— start of SUPPLIED MATERIAL —
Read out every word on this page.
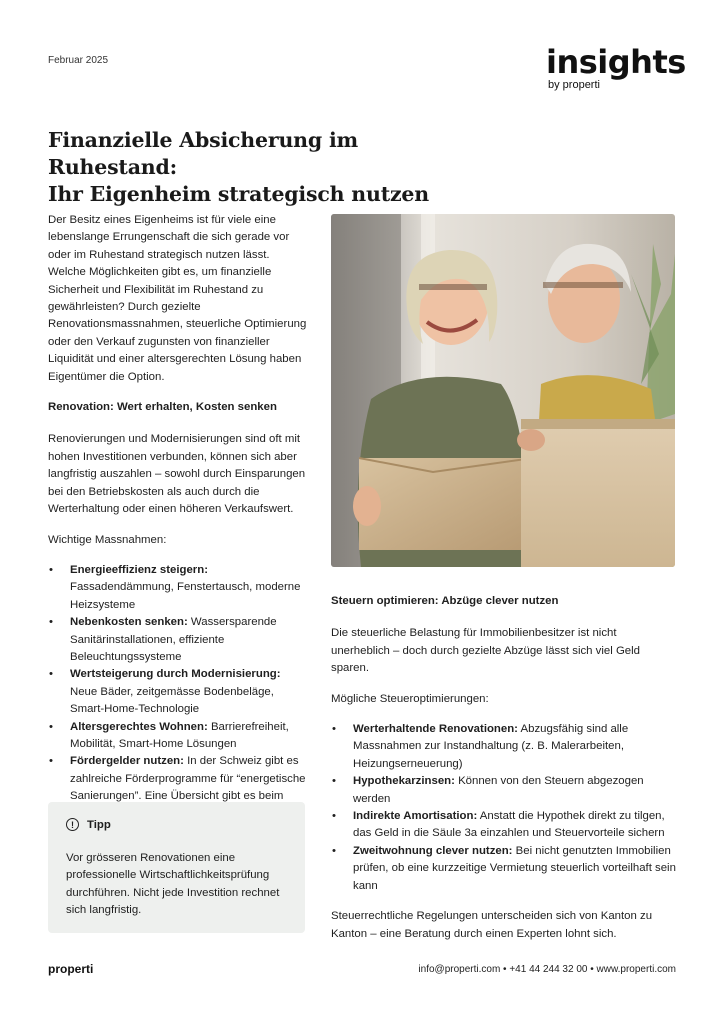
Februar 2025	insights
by properti
Finanzielle Absicherung im Ruhestand:
Ihr Eigenheim strategisch nutzen

Der Besitz eines Eigenheims ist für viele eine lebenslange Errungenschaft die sich gerade vor oder im Ruhestand strategisch nutzen lässt. Welche Möglichkeiten gibt es, um finanzielle Sicherheit und Flexibilität im Ruhestand zu gewährleisten? Durch gezielte Renovationsmassnahmen, steuerliche Optimierung oder den Verkauf zugunsten von finanzieller Liquidität und einer altersgerechten Lösung haben Eigentümer die Option.

Renovation: Wert erhalten, Kosten senken

Renovierungen und Modernisierungen sind oft mit hohen Investitionen verbunden, können sich aber langfristig auszahlen – sowohl durch Einsparungen bei den Betriebskosten als auch durch die Werterhaltung oder einen höheren Verkaufswert.

Wichtige Massnahmen:

• Energieeffizienz steigern: Fassadendämmung, Fenstertausch, moderne Heizsysteme
• Nebenkosten senken: Wassersparende Sanitärinstallationen, effiziente Beleuchtungssysteme
• Wertsteigerung durch Modernisierung: Neue Bäder, zeitgemässe Bodenbeläge, Smart-Home-Technologie
• Altersgerechtes Wohnen: Barrierefreiheit, Mobilität, Smart-Home Lösungen
• Fördergelder nutzen: In der Schweiz gibt es zahlreiche Förderprogramme für “energetische Sanierungen”. Eine Übersicht gibt es beim
!	Tipp
Vor grösseren Renovationen eine professionelle Wirtschaftlichkeitsprüfung durchführen. Nicht jede Investition rechnet sich langfristig.

Steuern optimieren: Abzüge clever nutzen

Die steuerliche Belastung für Immobilienbesitzer ist nicht unerheblich – doch durch gezielte Abzüge lässt sich viel Geld sparen.

Mögliche Steueroptimierungen:

• Werterhaltende Renovationen: Abzugsfähig sind alle Massnahmen zur Instandhaltung (z. B. Malerarbeiten, Heizungserneuerung)
• Hypothekarzinsen: Können von den Steuern abgezogen werden
• Indirekte Amortisation: Anstatt die Hypothek direkt zu tilgen, das Geld in die Säule 3a einzahlen und Steuervorteile sichern
• Zweitwohnung clever nutzen: Bei nicht genutzten Immobilien prüfen, ob eine kurzzeitige Vermietung steuerlich vorteilhaft sein kann

Steuerrechtliche Regelungen unterscheiden sich von Kanton zu Kanton – eine Beratung durch einen Experten lohnt sich.

properti	info@properti.com • +41 44 244 32 00 • www.properti.com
— end of SUPPLIED MATERIAL —
WHAT IS EXPECTED -
The entries above are to be returned exactly, without their pictures.

WORKED SOLUTION -
Read out every word on this page.
Februar 2025	insights
by properti
Finanzielle Absicherung im Ruhestand:
Ihr Eigenheim strategisch nutzen

Der Besitz eines Eigenheims ist für viele eine lebenslange Errungenschaft die sich gerade vor oder im Ruhestand strategisch nutzen lässt. Welche Möglichkeiten gibt es, um finanzielle Sicherheit und Flexibilität im Ruhestand zu gewährleisten? Durch gezielte Renovationsmassnahmen, steuerliche Optimierung oder den Verkauf zugunsten von finanzieller Liquidität und einer altersgerechten Lösung haben Eigentümer die Option.

Renovation: Wert erhalten, Kosten senken

Renovierungen und Modernisierungen sind oft mit hohen Investitionen verbunden, können sich aber langfristig auszahlen – sowohl durch Einsparungen bei den Betriebskosten als auch durch die Werterhaltung oder einen höheren Verkaufswert.

Wichtige Massnahmen:

• Energieeffizienz steigern: Fassadendämmung, Fenstertausch, moderne Heizsysteme
• Nebenkosten senken: Wassersparende Sanitärinstallationen, effiziente Beleuchtungssysteme
• Wertsteigerung durch Modernisierung: Neue Bäder, zeitgemässe Bodenbeläge, Smart-Home-Technologie
• Altersgerechtes Wohnen: Barrierefreiheit, Mobilität, Smart-Home Lösungen
• Fördergelder nutzen: In der Schweiz gibt es zahlreiche Förderprogramme für “energetische Sanierungen”. Eine Übersicht gibt es beim
!	Tipp
Vor grösseren Renovationen eine professionelle Wirtschaftlichkeitsprüfung durchführen. Nicht jede Investition rechnet sich langfristig.

Steuern optimieren: Abzüge clever nutzen

Die steuerliche Belastung für Immobilienbesitzer ist nicht unerheblich – doch durch gezielte Abzüge lässt sich viel Geld sparen.

Mögliche Steueroptimierungen:

• Werterhaltende Renovationen: Abzugsfähig sind alle Massnahmen zur Instandhaltung (z. B. Malerarbeiten, Heizungserneuerung)
• Hypothekarzinsen: Können von den Steuern abgezogen werden
• Indirekte Amortisation: Anstatt die Hypothek direkt zu tilgen, das Geld in die Säule 3a einzahlen und Steuervorteile sichern
• Zweitwohnung clever nutzen: Bei nicht genutzten Immobilien prüfen, ob eine kurzzeitige Vermietung steuerlich vorteilhaft sein kann

Steuerrechtliche Regelungen unterscheiden sich von Kanton zu Kanton – eine Beratung durch einen Experten lohnt sich.

properti	info@properti.com • +41 44 244 32 00 • www.properti.com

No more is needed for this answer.